▶ Extracted material
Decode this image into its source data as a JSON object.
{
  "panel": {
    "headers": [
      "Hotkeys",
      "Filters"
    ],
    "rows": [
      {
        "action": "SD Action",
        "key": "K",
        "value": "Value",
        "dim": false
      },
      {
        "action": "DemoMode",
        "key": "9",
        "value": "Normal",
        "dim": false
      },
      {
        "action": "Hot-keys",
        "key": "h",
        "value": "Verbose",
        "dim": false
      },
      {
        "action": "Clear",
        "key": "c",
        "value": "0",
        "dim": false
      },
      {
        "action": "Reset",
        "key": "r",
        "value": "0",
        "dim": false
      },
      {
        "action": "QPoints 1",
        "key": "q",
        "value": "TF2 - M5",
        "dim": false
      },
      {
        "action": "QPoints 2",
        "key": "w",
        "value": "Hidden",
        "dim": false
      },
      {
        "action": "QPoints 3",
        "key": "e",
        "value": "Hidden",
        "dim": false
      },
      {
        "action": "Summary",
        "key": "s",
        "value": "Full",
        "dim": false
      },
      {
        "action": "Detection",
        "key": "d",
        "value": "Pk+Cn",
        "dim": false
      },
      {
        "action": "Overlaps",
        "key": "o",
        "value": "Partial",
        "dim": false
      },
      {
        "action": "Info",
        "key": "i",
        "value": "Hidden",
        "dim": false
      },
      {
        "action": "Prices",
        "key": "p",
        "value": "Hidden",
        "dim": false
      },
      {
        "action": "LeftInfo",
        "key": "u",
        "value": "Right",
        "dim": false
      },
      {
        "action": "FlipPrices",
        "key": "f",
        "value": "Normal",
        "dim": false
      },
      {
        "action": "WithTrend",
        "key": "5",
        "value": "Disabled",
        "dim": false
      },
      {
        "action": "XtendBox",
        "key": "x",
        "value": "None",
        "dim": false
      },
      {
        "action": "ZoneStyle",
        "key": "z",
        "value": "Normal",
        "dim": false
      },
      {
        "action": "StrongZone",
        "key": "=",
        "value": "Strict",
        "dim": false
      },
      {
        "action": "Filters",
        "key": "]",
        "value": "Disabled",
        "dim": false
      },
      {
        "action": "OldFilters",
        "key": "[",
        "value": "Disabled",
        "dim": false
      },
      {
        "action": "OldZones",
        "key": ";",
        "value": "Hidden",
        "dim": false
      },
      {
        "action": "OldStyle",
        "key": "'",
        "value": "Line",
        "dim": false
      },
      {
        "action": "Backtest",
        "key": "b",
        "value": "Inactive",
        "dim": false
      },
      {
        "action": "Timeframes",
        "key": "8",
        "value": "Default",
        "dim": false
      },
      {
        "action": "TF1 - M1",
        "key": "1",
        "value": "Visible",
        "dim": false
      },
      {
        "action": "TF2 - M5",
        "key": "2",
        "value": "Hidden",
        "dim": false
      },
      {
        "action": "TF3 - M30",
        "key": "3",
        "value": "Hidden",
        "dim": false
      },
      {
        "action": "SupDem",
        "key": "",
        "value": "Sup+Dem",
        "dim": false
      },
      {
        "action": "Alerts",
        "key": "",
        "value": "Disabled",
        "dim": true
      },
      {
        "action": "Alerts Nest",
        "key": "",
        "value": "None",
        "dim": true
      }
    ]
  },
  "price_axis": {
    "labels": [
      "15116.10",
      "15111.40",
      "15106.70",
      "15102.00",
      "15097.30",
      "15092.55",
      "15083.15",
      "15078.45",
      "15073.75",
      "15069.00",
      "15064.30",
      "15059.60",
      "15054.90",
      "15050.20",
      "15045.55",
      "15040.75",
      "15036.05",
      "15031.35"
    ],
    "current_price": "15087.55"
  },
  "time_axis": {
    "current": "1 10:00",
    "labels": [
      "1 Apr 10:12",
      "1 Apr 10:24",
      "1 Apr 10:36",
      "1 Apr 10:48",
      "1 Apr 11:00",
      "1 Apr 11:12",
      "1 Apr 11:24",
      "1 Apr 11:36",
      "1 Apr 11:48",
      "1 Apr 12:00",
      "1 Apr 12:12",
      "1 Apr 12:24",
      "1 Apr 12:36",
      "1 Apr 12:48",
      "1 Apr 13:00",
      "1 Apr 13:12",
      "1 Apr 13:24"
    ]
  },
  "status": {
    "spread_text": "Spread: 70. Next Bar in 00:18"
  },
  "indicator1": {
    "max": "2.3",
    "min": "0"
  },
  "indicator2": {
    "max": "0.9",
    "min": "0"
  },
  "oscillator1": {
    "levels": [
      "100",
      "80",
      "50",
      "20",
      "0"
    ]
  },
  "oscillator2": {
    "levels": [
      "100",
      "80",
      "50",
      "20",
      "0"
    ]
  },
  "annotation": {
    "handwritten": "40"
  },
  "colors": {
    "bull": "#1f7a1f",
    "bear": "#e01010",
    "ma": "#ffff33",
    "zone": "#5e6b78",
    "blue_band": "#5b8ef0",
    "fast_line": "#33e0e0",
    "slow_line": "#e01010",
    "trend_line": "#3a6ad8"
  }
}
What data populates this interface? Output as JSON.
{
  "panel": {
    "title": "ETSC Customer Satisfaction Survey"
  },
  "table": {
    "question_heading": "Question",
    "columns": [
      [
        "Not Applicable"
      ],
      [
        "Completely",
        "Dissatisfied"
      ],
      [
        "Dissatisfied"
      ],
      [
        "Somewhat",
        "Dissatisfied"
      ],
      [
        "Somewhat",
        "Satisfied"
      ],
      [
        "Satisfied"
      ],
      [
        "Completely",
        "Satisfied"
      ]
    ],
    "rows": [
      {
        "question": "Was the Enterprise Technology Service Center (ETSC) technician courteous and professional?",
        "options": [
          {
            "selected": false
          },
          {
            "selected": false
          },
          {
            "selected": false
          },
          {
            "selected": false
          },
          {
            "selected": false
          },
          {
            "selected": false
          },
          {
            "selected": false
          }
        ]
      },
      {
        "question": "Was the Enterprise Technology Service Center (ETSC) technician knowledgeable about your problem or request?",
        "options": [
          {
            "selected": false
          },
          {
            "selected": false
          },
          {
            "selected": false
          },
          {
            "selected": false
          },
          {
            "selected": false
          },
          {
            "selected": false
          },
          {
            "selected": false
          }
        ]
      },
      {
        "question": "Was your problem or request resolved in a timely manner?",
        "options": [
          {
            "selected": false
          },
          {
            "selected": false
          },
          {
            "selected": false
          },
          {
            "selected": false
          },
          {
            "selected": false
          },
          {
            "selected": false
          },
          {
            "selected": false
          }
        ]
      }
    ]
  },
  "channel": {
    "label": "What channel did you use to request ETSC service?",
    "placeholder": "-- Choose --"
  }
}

▶ Instruction
Go through the preceding material and copy each line that has the word "QPoints".

▶ Reply
        "action": "QPoints 1",
        "action": "QPoints 2",
        "action": "QPoints 3",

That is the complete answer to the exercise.